Go through the material below and count the lines with the string "trans"; the number is the whole answer.

### [Figure contents as structured data]
════════════════

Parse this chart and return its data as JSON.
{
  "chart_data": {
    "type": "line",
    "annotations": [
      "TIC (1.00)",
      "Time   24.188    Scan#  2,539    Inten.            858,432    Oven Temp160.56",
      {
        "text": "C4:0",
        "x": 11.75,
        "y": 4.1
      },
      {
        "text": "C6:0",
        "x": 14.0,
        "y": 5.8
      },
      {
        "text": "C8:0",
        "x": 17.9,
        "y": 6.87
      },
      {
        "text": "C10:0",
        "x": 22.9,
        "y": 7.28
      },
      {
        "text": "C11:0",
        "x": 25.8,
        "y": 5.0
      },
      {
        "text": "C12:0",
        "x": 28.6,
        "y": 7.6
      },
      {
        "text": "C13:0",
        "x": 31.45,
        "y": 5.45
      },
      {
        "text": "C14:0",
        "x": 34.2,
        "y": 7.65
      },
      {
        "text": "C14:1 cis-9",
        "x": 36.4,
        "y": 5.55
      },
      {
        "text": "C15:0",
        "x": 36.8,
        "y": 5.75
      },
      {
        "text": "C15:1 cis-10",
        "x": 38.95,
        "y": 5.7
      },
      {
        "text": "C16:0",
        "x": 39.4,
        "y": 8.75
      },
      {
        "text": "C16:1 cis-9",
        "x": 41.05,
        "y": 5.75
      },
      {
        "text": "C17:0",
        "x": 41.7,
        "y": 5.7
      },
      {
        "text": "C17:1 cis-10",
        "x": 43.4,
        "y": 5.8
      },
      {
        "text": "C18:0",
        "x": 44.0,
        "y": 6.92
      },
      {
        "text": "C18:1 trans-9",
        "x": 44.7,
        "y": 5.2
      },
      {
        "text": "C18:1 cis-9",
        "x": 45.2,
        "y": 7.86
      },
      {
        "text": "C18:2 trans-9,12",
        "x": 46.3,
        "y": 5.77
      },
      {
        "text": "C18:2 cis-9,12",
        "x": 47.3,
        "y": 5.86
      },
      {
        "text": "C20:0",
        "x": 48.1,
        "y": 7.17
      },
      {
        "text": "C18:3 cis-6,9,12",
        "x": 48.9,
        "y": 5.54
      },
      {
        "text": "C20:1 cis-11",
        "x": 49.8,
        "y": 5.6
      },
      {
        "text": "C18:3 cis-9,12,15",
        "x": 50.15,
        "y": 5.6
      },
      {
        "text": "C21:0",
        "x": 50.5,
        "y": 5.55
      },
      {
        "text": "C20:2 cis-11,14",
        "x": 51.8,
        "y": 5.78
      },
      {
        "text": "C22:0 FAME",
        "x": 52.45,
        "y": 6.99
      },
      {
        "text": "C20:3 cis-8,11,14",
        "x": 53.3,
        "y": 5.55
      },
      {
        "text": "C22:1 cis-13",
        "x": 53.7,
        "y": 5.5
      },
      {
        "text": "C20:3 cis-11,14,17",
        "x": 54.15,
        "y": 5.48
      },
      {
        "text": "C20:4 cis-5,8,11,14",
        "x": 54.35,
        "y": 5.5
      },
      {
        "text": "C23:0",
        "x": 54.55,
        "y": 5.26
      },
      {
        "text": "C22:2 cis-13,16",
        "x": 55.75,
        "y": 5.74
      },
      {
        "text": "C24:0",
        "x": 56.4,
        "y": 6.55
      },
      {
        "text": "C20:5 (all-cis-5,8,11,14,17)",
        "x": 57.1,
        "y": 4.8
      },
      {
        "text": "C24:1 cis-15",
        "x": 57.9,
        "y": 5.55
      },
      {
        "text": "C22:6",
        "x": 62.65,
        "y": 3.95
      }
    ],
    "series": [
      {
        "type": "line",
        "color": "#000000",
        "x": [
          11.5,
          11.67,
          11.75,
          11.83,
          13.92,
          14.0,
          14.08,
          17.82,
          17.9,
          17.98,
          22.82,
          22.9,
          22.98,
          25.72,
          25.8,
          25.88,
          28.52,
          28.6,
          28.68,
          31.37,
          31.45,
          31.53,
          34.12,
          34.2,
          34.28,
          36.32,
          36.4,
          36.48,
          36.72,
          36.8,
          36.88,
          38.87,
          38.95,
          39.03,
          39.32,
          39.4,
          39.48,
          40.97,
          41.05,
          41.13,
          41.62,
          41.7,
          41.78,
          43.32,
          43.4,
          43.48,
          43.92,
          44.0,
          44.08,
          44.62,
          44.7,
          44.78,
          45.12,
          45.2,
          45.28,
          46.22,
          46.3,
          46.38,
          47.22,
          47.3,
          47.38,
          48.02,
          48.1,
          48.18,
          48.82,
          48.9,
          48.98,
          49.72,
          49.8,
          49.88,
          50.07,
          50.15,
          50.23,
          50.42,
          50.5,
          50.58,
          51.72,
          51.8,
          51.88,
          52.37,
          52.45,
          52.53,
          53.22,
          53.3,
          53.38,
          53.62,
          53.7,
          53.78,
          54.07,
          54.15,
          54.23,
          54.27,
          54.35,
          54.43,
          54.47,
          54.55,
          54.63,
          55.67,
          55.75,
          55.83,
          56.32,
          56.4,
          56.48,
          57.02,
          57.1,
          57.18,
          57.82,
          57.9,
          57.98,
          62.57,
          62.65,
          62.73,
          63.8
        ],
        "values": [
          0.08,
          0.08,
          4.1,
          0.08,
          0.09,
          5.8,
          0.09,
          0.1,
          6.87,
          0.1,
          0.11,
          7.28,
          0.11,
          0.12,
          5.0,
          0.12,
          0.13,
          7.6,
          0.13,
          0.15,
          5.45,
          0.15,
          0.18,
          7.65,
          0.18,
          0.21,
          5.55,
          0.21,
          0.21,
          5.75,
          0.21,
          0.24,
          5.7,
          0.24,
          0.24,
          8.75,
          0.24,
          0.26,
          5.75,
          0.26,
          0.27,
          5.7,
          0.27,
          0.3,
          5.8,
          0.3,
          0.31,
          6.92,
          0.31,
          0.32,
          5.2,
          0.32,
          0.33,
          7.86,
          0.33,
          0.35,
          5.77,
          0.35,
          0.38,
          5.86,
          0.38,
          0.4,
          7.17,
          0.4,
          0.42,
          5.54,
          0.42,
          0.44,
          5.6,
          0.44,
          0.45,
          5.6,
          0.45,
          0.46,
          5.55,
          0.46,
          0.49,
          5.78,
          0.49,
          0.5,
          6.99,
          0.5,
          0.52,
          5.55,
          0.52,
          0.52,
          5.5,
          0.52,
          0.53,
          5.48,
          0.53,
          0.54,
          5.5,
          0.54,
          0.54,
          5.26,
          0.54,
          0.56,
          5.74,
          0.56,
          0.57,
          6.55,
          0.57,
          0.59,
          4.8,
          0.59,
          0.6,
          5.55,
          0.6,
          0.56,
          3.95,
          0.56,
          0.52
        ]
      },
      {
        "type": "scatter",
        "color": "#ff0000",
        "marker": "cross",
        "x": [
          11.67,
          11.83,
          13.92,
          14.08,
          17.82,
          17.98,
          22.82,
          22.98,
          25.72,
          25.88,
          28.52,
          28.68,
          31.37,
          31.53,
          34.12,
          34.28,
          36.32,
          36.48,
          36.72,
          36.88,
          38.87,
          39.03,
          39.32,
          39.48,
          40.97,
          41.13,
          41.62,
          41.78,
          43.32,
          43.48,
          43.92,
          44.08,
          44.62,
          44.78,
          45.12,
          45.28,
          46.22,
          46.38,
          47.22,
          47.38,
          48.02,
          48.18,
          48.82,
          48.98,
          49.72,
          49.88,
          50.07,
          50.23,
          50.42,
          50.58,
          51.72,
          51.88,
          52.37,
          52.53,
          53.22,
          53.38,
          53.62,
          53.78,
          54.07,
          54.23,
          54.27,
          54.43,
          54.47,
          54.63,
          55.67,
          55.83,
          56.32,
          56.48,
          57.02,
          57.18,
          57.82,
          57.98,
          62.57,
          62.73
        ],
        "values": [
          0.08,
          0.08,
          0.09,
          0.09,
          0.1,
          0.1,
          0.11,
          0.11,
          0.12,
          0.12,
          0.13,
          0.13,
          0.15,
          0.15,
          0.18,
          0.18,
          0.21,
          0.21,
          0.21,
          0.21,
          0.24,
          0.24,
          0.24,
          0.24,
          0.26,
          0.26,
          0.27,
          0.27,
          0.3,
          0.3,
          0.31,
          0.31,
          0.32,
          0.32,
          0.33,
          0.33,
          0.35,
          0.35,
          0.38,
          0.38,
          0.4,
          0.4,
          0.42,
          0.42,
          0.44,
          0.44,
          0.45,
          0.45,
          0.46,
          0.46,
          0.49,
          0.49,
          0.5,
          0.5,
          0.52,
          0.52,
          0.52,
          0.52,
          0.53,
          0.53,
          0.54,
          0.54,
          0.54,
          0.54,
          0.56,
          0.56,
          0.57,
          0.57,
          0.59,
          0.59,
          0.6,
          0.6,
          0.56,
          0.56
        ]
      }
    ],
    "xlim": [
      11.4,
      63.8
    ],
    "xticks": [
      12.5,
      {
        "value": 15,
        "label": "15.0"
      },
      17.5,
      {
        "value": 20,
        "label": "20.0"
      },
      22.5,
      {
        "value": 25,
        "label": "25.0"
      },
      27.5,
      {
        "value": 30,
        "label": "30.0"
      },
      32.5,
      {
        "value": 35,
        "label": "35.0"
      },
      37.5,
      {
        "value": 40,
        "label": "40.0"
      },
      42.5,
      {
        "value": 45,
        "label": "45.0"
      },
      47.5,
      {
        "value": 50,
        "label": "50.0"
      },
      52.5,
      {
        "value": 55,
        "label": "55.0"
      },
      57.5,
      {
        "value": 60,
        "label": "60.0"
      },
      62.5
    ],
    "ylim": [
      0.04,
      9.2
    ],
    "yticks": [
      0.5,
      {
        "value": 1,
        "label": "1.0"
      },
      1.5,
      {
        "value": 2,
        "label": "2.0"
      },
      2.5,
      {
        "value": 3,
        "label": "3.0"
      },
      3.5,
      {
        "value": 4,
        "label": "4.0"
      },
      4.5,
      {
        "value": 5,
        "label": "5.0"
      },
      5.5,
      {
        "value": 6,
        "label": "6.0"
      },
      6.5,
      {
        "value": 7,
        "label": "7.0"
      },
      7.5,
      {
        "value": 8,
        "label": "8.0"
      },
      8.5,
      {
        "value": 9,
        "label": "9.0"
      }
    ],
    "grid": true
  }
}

════════════════

### [EXERCISE RESULT]
2